** Stated task **
Answer with a single number: the count of lines that hold "OCTOBER".

** Exercise materials **
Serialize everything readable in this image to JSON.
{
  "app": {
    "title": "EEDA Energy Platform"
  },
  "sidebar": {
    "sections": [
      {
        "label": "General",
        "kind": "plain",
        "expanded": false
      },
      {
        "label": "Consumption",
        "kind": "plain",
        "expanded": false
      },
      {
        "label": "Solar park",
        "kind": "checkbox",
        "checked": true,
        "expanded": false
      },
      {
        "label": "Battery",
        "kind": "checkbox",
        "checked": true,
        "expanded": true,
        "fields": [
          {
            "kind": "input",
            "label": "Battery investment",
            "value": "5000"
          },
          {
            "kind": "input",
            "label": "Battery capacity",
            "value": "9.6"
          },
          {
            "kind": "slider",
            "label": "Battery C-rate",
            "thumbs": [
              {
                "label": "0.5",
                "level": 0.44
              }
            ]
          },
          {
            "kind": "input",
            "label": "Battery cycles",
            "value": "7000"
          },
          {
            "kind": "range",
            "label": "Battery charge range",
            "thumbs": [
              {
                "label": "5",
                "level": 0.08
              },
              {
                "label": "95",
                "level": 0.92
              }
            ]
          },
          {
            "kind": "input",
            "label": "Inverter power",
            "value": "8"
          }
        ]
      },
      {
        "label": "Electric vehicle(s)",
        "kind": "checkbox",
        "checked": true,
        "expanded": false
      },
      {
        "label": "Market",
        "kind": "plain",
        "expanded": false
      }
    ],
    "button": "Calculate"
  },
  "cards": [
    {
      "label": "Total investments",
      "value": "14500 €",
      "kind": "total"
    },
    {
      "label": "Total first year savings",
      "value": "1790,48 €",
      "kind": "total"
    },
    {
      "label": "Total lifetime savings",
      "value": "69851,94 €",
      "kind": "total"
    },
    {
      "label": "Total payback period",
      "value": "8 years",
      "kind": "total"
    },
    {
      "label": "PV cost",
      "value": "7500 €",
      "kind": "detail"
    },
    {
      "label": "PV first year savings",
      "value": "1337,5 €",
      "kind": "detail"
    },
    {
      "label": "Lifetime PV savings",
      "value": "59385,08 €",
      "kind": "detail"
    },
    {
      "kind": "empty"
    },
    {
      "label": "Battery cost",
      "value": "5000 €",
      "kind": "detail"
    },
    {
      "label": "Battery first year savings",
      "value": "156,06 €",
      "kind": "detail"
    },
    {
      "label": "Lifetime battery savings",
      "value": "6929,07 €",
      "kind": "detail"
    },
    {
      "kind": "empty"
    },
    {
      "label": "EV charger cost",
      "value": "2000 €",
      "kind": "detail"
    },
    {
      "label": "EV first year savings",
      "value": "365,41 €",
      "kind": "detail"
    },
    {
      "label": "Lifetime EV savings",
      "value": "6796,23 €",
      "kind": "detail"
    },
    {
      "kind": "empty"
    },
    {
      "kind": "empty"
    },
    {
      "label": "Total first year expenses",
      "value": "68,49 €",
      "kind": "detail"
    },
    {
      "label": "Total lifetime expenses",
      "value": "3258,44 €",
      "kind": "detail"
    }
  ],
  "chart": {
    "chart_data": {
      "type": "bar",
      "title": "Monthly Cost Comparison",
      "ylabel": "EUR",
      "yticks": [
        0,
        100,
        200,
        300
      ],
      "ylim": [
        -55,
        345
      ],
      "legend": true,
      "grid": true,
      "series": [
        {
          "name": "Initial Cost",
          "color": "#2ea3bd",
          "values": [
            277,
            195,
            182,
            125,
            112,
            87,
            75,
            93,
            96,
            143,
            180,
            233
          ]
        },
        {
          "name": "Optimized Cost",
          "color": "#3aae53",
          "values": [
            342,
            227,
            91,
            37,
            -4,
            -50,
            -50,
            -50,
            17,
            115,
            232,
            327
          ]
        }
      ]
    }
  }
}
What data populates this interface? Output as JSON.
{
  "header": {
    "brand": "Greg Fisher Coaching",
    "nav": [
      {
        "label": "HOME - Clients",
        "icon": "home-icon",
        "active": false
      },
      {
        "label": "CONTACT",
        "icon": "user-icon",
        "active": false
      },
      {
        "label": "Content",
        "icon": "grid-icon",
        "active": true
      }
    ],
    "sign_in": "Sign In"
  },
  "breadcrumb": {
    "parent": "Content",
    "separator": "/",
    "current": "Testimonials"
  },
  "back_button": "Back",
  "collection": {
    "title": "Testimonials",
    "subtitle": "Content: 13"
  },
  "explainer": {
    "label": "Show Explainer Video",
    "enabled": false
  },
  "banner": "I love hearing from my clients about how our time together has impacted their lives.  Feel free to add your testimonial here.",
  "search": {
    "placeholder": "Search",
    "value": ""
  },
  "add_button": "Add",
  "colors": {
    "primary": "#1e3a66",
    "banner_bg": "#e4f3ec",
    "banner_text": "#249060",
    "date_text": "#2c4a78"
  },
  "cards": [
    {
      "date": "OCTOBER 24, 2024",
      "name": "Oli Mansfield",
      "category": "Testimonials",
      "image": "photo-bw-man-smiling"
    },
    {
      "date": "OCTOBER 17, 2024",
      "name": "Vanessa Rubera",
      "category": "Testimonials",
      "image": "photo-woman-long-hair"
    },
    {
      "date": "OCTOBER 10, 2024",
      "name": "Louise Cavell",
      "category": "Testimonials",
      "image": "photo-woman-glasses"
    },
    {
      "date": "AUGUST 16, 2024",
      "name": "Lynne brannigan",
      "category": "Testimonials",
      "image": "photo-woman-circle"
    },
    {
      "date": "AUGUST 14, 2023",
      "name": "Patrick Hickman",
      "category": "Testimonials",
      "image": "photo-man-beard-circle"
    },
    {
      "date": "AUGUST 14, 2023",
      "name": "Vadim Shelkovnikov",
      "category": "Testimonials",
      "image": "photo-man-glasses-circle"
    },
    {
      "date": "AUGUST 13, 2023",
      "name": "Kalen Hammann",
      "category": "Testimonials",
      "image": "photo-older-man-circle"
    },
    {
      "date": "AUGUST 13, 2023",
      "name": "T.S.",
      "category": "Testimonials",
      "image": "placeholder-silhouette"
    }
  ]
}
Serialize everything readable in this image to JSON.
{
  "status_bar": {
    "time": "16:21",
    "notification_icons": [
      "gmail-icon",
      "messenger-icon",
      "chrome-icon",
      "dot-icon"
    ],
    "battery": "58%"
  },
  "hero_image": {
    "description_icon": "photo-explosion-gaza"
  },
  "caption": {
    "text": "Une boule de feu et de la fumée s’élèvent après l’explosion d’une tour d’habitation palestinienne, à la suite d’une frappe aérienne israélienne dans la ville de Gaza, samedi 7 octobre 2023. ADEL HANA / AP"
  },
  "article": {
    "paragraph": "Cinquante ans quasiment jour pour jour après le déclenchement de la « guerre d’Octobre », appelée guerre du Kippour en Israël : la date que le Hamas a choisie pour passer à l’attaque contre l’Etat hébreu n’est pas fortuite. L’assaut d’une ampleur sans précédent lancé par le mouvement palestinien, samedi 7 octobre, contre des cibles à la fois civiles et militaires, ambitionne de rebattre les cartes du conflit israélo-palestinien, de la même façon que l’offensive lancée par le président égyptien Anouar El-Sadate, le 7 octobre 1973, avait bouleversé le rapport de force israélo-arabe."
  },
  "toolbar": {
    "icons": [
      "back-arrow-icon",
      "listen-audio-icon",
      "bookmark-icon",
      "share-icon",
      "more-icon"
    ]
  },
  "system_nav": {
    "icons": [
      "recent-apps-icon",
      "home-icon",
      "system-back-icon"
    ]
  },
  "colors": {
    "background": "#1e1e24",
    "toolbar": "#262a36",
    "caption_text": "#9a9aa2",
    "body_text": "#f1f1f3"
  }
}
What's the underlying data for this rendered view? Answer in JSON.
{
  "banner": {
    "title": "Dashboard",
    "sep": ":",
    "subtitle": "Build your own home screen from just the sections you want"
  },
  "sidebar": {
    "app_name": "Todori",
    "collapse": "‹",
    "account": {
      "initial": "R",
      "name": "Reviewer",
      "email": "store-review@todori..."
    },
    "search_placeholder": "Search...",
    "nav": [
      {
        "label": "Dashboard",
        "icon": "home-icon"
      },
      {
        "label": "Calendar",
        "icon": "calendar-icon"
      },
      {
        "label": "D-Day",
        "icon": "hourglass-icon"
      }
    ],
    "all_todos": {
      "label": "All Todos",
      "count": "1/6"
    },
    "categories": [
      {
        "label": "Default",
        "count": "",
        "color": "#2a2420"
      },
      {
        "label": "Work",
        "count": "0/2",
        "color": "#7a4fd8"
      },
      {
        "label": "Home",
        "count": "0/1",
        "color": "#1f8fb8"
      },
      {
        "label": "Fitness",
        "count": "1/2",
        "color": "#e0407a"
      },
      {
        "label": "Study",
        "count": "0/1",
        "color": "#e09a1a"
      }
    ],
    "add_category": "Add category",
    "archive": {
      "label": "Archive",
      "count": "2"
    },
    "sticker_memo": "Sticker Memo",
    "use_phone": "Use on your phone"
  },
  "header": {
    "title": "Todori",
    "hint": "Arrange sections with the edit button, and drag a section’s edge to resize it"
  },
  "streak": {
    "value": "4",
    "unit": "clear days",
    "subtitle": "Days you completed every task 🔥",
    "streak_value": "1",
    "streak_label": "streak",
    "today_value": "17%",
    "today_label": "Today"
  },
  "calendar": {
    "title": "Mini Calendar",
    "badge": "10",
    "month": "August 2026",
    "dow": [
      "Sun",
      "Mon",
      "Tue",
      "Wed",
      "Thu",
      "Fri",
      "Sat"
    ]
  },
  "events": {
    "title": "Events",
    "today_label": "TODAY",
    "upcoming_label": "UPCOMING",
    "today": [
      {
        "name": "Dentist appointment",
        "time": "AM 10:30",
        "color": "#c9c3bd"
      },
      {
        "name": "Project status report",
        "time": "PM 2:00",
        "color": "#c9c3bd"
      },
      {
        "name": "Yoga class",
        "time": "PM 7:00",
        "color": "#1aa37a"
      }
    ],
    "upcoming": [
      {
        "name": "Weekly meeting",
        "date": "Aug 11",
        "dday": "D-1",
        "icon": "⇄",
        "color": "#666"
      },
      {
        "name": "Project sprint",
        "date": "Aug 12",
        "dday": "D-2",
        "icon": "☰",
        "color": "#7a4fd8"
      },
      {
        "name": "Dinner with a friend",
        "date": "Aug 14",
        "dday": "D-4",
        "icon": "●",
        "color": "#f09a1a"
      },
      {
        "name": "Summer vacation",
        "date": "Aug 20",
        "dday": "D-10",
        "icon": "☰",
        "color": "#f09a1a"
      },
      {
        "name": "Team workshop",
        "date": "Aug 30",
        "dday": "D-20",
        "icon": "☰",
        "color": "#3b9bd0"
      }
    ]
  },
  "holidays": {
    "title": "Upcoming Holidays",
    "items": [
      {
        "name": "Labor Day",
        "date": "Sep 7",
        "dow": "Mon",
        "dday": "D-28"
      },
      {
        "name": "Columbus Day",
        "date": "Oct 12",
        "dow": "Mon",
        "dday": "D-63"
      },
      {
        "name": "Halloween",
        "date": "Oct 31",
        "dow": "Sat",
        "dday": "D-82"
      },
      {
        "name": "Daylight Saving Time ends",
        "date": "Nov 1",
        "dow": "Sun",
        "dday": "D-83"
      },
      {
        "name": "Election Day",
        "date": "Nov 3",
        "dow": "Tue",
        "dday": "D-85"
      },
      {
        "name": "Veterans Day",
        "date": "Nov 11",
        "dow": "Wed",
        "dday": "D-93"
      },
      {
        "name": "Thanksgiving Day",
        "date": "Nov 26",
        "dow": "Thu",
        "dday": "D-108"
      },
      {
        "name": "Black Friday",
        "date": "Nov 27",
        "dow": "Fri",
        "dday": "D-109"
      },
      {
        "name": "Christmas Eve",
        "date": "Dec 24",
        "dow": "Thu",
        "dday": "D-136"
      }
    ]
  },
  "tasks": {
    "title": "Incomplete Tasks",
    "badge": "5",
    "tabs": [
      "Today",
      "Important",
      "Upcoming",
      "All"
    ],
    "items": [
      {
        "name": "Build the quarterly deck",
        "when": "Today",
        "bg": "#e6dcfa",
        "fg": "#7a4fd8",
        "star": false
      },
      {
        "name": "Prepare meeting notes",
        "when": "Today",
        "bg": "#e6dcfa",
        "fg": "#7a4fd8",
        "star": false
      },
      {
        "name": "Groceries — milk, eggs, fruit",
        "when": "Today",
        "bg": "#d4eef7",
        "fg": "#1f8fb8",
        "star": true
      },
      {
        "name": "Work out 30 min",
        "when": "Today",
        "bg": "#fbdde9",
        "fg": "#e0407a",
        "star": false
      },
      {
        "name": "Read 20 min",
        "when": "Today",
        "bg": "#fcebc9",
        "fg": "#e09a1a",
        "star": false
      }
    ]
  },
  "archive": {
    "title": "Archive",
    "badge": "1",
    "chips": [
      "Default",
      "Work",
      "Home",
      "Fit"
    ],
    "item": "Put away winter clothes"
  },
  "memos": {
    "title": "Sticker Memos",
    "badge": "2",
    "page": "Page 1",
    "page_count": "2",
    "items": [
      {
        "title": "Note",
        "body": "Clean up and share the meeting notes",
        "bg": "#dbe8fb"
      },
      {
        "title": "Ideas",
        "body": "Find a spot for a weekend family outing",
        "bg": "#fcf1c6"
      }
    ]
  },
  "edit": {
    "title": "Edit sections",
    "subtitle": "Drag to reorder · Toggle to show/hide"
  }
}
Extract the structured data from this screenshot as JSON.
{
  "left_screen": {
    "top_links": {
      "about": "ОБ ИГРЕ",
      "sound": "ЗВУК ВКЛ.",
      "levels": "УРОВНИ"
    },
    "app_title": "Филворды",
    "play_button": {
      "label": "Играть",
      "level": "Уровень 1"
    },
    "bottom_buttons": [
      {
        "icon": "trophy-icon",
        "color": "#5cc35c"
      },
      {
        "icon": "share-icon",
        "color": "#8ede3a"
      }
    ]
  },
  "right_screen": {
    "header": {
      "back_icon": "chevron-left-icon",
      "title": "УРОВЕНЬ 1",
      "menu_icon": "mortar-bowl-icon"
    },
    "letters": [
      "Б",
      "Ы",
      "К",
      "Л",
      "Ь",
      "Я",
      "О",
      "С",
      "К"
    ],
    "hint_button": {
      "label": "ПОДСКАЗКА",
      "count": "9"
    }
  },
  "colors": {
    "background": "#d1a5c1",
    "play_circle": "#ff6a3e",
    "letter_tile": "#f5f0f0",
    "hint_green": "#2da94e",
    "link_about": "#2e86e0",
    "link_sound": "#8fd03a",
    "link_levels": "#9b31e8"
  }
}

** Task result **
3